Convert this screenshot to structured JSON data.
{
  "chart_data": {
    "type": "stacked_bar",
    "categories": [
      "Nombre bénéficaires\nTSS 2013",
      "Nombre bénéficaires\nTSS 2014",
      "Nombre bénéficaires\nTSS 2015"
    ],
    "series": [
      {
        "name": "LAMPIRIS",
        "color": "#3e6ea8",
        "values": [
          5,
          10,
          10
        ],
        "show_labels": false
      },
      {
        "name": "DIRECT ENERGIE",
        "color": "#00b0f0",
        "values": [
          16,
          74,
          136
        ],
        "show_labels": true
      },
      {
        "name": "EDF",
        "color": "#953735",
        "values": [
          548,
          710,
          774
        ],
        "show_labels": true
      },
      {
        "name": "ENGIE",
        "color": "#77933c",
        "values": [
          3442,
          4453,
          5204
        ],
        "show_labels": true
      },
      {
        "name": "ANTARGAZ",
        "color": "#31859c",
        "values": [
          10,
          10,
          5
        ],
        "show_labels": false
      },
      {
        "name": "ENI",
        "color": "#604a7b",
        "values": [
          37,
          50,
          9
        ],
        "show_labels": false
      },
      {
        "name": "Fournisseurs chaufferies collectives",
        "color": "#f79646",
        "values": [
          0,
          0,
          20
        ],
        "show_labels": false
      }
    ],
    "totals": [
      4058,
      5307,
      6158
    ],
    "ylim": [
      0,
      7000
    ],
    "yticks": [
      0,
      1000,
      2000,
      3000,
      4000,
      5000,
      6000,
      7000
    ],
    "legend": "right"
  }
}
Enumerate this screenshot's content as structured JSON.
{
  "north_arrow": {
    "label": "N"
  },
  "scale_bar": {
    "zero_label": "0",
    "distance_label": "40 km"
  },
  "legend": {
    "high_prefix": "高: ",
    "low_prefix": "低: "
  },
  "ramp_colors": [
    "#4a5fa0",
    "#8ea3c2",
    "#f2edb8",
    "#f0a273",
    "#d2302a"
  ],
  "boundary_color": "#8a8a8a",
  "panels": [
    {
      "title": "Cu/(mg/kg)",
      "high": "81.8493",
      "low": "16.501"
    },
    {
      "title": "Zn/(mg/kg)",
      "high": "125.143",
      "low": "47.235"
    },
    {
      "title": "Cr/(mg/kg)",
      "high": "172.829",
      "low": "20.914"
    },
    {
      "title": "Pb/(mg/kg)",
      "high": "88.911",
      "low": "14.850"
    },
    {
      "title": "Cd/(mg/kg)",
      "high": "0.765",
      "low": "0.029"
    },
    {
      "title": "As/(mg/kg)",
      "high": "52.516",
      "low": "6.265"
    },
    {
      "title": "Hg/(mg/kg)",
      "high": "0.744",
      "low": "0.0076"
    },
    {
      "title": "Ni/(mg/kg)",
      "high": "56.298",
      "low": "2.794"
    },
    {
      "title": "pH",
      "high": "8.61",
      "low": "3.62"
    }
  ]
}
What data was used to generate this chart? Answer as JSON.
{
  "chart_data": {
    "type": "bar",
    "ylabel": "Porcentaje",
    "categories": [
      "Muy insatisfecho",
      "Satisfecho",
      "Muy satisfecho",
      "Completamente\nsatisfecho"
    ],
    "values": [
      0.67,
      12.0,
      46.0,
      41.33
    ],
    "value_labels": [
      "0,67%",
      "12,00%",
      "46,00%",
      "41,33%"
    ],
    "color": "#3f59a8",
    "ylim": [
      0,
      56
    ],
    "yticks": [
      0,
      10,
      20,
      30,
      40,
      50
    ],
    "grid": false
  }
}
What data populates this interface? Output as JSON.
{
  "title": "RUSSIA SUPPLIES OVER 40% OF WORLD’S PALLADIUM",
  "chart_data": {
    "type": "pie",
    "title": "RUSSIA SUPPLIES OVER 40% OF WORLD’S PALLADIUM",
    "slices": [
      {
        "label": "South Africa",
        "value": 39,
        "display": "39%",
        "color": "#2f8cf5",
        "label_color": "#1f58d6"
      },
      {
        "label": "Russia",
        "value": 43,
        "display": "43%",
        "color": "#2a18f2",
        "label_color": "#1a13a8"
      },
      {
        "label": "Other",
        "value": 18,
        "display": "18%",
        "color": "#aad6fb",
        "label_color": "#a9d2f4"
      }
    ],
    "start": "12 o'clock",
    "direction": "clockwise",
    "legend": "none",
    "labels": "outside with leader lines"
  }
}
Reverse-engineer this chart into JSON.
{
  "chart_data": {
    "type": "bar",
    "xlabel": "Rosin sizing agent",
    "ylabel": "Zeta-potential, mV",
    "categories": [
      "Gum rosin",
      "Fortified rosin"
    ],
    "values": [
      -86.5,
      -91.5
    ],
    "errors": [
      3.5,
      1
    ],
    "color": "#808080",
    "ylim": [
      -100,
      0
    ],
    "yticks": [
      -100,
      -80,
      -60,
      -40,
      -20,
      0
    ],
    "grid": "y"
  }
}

| GIVEN TASK |
Copy out each record from above, exactly.

| SOLUTION |
Convert this screenshot to structured JSON data.
{
  "chart_data": {
    "type": "stacked_bar",
    "categories": [
      "Nombre bénéficaires\nTSS 2013",
      "Nombre bénéficaires\nTSS 2014",
      "Nombre bénéficaires\nTSS 2015"
    ],
    "series": [
      {
        "name": "LAMPIRIS",
        "color": "#3e6ea8",
        "values": [
          5,
          10,
          10
        ],
        "show_labels": false
      },
      {
        "name": "DIRECT ENERGIE",
        "color": "#00b0f0",
        "values": [
          16,
          74,
          136
        ],
        "show_labels": true
      },
      {
        "name": "EDF",
        "color": "#953735",
        "values": [
          548,
          710,
          774
        ],
        "show_labels": true
      },
      {
        "name": "ENGIE",
        "color": "#77933c",
        "values": [
          3442,
          4453,
          5204
        ],
        "show_labels": true
      },
      {
        "name": "ANTARGAZ",
        "color": "#31859c",
        "values": [
          10,
          10,
          5
        ],
        "show_labels": false
      },
      {
        "name": "ENI",
        "color": "#604a7b",
        "values": [
          37,
          50,
          9
        ],
        "show_labels": false
      },
      {
        "name": "Fournisseurs chaufferies collectives",
        "color": "#f79646",
        "values": [
          0,
          0,
          20
        ],
        "show_labels": false
      }
    ],
    "totals": [
      4058,
      5307,
      6158
    ],
    "ylim": [
      0,
      7000
    ],
    "yticks": [
      0,
      1000,
      2000,
      3000,
      4000,
      5000,
      6000,
      7000
    ],
    "legend": "right"
  }
}
Enumerate this screenshot's content as structured JSON.
{
  "north_arrow": {
    "label": "N"
  },
  "scale_bar": {
    "zero_label": "0",
    "distance_label": "40 km"
  },
  "legend": {
    "high_prefix": "高: ",
    "low_prefix": "低: "
  },
  "ramp_colors": [
    "#4a5fa0",
    "#8ea3c2",
    "#f2edb8",
    "#f0a273",
    "#d2302a"
  ],
  "boundary_color": "#8a8a8a",
  "panels": [
    {
      "title": "Cu/(mg/kg)",
      "high": "81.8493",
      "low": "16.501"
    },
    {
      "title": "Zn/(mg/kg)",
      "high": "125.143",
      "low": "47.235"
    },
    {
      "title": "Cr/(mg/kg)",
      "high": "172.829",
      "low": "20.914"
    },
    {
      "title": "Pb/(mg/kg)",
      "high": "88.911",
      "low": "14.850"
    },
    {
      "title": "Cd/(mg/kg)",
      "high": "0.765",
      "low": "0.029"
    },
    {
      "title": "As/(mg/kg)",
      "high": "52.516",
      "low": "6.265"
    },
    {
      "title": "Hg/(mg/kg)",
      "high": "0.744",
      "low": "0.0076"
    },
    {
      "title": "Ni/(mg/kg)",
      "high": "56.298",
      "low": "2.794"
    },
    {
      "title": "pH",
      "high": "8.61",
      "low": "3.62"
    }
  ]
}
What data was used to generate this chart? Answer as JSON.
{
  "chart_data": {
    "type": "bar",
    "ylabel": "Porcentaje",
    "categories": [
      "Muy insatisfecho",
      "Satisfecho",
      "Muy satisfecho",
      "Completamente\nsatisfecho"
    ],
    "values": [
      0.67,
      12.0,
      46.0,
      41.33
    ],
    "value_labels": [
      "0,67%",
      "12,00%",
      "46,00%",
      "41,33%"
    ],
    "color": "#3f59a8",
    "ylim": [
      0,
      56
    ],
    "yticks": [
      0,
      10,
      20,
      30,
      40,
      50
    ],
    "grid": false
  }
}
What data populates this interface? Output as JSON.
{
  "title": "RUSSIA SUPPLIES OVER 40% OF WORLD’S PALLADIUM",
  "chart_data": {
    "type": "pie",
    "title": "RUSSIA SUPPLIES OVER 40% OF WORLD’S PALLADIUM",
    "slices": [
      {
        "label": "South Africa",
        "value": 39,
        "display": "39%",
        "color": "#2f8cf5",
        "label_color": "#1f58d6"
      },
      {
        "label": "Russia",
        "value": 43,
        "display": "43%",
        "color": "#2a18f2",
        "label_color": "#1a13a8"
      },
      {
        "label": "Other",
        "value": 18,
        "display": "18%",
        "color": "#aad6fb",
        "label_color": "#a9d2f4"
      }
    ],
    "start": "12 o'clock",
    "direction": "clockwise",
    "legend": "none",
    "labels": "outside with leader lines"
  }
}
Reverse-engineer this chart into JSON.
{
  "chart_data": {
    "type": "bar",
    "xlabel": "Rosin sizing agent",
    "ylabel": "Zeta-potential, mV",
    "categories": [
      "Gum rosin",
      "Fortified rosin"
    ],
    "values": [
      -86.5,
      -91.5
    ],
    "errors": [
      3.5,
      1
    ],
    "color": "#808080",
    "ylim": [
      -100,
      0
    ],
    "yticks": [
      -100,
      -80,
      -60,
      -40,
      -20,
      0
    ],
    "grid": "y"
  }
}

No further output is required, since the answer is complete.